[Items listed in a dataset]
(begin)
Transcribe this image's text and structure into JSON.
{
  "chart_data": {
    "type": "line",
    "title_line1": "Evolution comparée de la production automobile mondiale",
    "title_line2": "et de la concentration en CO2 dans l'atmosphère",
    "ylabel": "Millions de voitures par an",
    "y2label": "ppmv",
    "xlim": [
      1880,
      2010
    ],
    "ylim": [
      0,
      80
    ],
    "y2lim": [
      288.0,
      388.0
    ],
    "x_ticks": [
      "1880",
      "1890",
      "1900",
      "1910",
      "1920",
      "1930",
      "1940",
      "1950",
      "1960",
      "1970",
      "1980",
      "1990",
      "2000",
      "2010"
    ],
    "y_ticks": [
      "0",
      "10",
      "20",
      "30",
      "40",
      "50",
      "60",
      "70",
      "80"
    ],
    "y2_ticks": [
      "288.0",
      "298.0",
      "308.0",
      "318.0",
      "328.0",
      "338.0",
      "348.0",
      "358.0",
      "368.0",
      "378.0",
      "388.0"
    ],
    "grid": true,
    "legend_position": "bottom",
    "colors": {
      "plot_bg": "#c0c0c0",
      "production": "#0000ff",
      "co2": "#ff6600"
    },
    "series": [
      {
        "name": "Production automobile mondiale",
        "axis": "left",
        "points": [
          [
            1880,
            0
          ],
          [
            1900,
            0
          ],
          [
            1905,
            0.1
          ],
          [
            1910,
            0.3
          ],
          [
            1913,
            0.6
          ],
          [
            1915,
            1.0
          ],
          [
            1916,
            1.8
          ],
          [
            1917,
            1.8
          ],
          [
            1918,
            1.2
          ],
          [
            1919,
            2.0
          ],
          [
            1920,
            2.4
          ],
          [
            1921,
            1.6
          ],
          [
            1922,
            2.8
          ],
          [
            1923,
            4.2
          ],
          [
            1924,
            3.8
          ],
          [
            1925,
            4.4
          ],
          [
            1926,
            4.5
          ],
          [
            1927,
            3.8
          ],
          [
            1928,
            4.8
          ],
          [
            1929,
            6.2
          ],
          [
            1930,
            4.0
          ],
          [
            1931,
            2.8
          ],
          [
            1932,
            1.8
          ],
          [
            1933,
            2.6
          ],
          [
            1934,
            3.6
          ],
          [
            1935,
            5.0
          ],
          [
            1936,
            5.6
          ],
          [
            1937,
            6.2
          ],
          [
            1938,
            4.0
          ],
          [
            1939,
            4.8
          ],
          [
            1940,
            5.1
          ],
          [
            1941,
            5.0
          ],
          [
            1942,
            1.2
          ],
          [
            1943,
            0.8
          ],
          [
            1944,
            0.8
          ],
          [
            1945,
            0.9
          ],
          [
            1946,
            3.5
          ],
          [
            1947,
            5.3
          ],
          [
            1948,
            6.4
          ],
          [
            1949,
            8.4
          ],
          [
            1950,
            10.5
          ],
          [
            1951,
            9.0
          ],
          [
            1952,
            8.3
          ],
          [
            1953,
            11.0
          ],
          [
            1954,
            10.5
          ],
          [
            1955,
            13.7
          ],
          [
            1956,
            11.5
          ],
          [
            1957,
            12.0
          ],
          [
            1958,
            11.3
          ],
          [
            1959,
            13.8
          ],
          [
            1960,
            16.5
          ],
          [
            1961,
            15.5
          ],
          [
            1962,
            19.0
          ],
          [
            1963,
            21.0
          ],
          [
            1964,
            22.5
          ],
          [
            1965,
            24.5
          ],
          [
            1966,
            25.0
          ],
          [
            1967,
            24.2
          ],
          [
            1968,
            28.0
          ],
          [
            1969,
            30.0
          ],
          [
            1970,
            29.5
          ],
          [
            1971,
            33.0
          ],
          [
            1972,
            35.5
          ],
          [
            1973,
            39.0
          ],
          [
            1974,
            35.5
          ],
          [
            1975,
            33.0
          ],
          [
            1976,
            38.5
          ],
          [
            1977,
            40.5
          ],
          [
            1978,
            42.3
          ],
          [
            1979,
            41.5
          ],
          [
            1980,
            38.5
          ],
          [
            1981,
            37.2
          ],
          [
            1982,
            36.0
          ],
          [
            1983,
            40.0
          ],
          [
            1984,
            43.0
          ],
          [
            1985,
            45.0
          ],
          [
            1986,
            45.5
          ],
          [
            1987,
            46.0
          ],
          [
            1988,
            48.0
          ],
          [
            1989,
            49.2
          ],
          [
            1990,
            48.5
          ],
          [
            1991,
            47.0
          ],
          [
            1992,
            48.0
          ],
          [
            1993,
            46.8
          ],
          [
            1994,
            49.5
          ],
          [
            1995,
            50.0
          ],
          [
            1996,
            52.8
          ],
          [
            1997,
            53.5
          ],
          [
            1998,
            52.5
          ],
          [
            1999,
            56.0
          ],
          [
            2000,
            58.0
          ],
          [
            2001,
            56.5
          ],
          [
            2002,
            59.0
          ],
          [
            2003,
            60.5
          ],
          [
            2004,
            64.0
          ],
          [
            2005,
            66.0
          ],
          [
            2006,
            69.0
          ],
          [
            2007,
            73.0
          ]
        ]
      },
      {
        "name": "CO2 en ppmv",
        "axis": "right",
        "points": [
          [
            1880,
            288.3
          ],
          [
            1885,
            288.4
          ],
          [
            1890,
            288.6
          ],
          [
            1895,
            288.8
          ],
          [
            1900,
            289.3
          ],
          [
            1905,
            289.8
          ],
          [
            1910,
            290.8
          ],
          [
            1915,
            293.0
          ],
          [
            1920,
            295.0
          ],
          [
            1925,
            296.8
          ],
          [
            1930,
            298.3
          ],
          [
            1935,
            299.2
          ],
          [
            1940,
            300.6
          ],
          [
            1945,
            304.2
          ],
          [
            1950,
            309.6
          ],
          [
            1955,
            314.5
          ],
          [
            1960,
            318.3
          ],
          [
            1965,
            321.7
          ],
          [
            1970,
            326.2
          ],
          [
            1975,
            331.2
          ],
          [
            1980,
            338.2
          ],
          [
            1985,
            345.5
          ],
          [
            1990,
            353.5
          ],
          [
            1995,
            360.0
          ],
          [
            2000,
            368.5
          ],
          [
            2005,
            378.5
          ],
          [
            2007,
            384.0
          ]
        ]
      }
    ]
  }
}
(end)
In the records above, tally the lines where the word "automobile" appears, and give the number and nothing else.

> [Solution to this problem]
2